START PAGE TEXT

Re: 9.3 to 9.5 upgrade problems

From

Adrian Klaver

Date:

03 July 2016, 18:35:27

On 07/03/2016 08:06 AM, Andy Colson wrote:
> Hi all,
>
> I have a master (web1) and two slaves (web2, webserv), one slave is
> quite far from the master, the db is 112 Gig, so pg_basebackup is my
> last resort.
>
> I followed the page here:
> https://www.postgresql.org/docs/9.5/static/pgupgrade.html
>
> including the rsync stuff.  I practiced it _twice_, once in PG 9.5 beta,
> and again a week ago, on two VM's I created locally.  Both practice
> sessions worked perfect.
>
> I just ran it on the live databases.  The master seems ok, its running
> PG 9.5 now, I can login to it, and no errors in the log.
>
> Neither slave works.  After I'd gotten done with the pgupgrade steps,
> both slaves gave me this error:
>
> FATAL:  database system identifier differs between the primary and standby
>
> Sure enough pg_controldata show'd their database system id different
> (all three web1, web2, webserv were different.  no matches at all), so
> I'm assuming the rsync didnt rsync right, or I missed a step and ran it
> to early, or something ... I'm not quite sure.
>
> I needed to get the live website back up and running again, so I let the
> master go, ran analyze, and when it was finished, used the steps here to
> try and resync:
>
> https://wiki.postgresql.org/wiki/Binary_Replication_Tutorial
>
> on Master:
> select pg_start_backup('clone',true);
> rsync -av --exclude pg_xlog --exclude postgresql.conf /pub/pg95/*
> web2:/pub/pg95/
> select pg_stop_backup();
> rsync -av /pub/pg95/pg_xlog web2:/pub/pg95/

Not sure about above rsync, that seems to undo what you did previously.

Also was the remote directory empty when you did this?

>
>
> That ran pretty quick, and pg_controldata shows matching numbers, but
> when I start the slave I get:
>
> ,,2016-07-03 06:06:57.173 CDT,: LOG:  entering standby mode
> ,,2016-07-03 06:06:57.205 CDT,: LOG:  redo starts at 369/D6002228
> ,,2016-07-03 06:06:57.984 CDT,: LOG:  consistent recovery state reached
> at 369/DCC5DB90
> ,,2016-07-03 06:06:57.984 CDT,: LOG:  database system is ready to accept
> read only connections
> ,,2016-07-03 06:06:57.984 CDT,: LOG:  invalid record length at 369/DD038ED0
> ,,2016-07-03 06:06:58.344 CDT,: LOG:  started streaming WAL from primary
> at 369/DD000000 on timeline 1
> web,[unknown],2016-07-03 06:07:11.176 CDT,[local]: FATAL:  role "andy"
> does not exist
>
> I can login as myself on the master, but not on the slave.  when I "psql
> -U postgres" on the slave I get:
>
> psql: FATAL:  cache lookup failed for database 16401
>
> This is only on web2, its close to web1, so I'm hoping I can get it
> fixed and then rsync it quickly to the far away slave.

END PAGE TEXT
START GIVEN INFORMATION

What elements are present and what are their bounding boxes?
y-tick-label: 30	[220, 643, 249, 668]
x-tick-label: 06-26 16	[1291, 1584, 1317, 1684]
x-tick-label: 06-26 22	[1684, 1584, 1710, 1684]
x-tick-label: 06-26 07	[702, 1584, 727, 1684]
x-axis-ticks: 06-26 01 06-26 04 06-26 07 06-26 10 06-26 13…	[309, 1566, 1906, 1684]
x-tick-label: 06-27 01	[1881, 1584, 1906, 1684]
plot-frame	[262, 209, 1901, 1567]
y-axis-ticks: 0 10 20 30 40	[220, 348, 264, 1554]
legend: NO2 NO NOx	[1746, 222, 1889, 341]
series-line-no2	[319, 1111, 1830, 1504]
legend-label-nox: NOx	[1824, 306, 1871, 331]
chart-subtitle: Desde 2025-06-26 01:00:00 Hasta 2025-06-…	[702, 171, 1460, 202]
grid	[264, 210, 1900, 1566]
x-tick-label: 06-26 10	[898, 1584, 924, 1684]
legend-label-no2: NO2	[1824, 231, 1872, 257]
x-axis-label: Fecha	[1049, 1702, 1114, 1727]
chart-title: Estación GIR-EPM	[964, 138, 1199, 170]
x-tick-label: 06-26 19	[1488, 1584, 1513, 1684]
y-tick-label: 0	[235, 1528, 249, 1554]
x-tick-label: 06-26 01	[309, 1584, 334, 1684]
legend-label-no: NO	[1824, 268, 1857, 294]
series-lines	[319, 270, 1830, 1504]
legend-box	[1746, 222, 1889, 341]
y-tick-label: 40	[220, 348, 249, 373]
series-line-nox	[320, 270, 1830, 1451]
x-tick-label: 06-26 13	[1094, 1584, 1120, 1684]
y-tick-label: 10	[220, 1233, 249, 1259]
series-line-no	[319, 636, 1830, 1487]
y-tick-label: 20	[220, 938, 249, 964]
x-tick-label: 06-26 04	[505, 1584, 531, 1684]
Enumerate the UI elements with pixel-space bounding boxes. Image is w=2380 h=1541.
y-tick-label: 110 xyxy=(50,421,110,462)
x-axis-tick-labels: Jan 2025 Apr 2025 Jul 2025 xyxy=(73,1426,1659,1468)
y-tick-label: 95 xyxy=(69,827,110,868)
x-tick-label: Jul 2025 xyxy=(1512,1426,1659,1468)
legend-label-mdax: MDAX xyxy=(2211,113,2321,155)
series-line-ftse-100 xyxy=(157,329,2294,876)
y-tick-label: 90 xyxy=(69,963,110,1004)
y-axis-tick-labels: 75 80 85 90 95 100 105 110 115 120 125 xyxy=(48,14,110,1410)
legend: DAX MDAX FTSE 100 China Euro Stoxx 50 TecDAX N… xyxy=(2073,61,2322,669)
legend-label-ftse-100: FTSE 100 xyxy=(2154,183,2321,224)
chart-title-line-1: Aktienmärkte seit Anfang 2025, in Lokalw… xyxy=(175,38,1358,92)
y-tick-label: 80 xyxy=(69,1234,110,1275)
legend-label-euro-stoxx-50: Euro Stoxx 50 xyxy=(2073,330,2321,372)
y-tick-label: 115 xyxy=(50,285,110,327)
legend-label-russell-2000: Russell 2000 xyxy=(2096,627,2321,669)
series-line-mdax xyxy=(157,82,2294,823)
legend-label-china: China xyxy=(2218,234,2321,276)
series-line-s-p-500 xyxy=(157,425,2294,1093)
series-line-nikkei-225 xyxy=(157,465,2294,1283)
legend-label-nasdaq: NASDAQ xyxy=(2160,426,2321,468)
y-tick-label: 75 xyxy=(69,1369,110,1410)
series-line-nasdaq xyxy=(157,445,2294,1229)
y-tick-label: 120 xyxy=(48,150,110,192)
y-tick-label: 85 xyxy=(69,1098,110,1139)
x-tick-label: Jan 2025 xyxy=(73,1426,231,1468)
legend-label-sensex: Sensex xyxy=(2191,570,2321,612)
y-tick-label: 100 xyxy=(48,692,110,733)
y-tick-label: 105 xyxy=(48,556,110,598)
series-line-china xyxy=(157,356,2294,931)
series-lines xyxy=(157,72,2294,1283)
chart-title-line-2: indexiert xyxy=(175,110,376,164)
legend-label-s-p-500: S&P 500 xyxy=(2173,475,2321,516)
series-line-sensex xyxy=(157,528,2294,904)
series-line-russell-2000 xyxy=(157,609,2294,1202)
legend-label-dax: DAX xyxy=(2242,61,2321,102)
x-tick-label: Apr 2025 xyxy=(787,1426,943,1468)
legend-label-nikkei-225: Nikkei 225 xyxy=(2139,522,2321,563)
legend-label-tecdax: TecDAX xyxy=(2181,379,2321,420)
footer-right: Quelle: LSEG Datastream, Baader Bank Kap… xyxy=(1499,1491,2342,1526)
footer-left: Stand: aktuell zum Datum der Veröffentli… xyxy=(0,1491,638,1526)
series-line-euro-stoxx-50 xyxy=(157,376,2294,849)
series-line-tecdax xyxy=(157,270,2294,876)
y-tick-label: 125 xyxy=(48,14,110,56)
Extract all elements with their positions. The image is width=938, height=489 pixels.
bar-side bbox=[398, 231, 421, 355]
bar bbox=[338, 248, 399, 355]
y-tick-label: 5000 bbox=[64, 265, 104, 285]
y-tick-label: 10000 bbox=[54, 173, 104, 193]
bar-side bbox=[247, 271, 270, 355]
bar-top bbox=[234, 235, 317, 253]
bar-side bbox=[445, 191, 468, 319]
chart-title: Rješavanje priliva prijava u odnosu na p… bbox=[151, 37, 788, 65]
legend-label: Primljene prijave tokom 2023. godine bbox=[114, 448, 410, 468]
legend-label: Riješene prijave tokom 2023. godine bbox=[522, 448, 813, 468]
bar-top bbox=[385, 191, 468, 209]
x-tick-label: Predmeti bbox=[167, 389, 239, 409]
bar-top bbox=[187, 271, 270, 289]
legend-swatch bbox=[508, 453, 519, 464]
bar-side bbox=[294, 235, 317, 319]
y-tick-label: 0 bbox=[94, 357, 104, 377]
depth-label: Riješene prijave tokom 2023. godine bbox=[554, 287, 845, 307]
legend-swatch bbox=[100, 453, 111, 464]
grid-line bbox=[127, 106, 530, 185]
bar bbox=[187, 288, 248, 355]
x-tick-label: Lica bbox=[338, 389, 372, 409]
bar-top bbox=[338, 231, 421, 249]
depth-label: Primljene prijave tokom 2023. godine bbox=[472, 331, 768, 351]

END GIVEN INFORMATION

:: WRITTEN PROBLEM 1 ::
In the forum post about the upgrade problems, how large is the database?
:: WRITTEN PROBLEM 2 ::
Write out the layout dataset entries word for word, from their first line through the line that contains "209, 1901, 1567]".
The forum post and the entries have no connection to each other.

:: FINAL RESULT 1 ::
112 Gig

:: FINAL RESULT 2 ::
What elements are present and what are their bounding boxes?
y-tick-label: 30	[220, 643, 249, 668]
x-tick-label: 06-26 16	[1291, 1584, 1317, 1684]
x-tick-label: 06-26 22	[1684, 1584, 1710, 1684]
x-tick-label: 06-26 07	[702, 1584, 727, 1684]
x-axis-ticks: 06-26 01 06-26 04 06-26 07 06-26 10 06-26 13…	[309, 1566, 1906, 1684]
x-tick-label: 06-27 01	[1881, 1584, 1906, 1684]
plot-frame	[262, 209, 1901, 1567]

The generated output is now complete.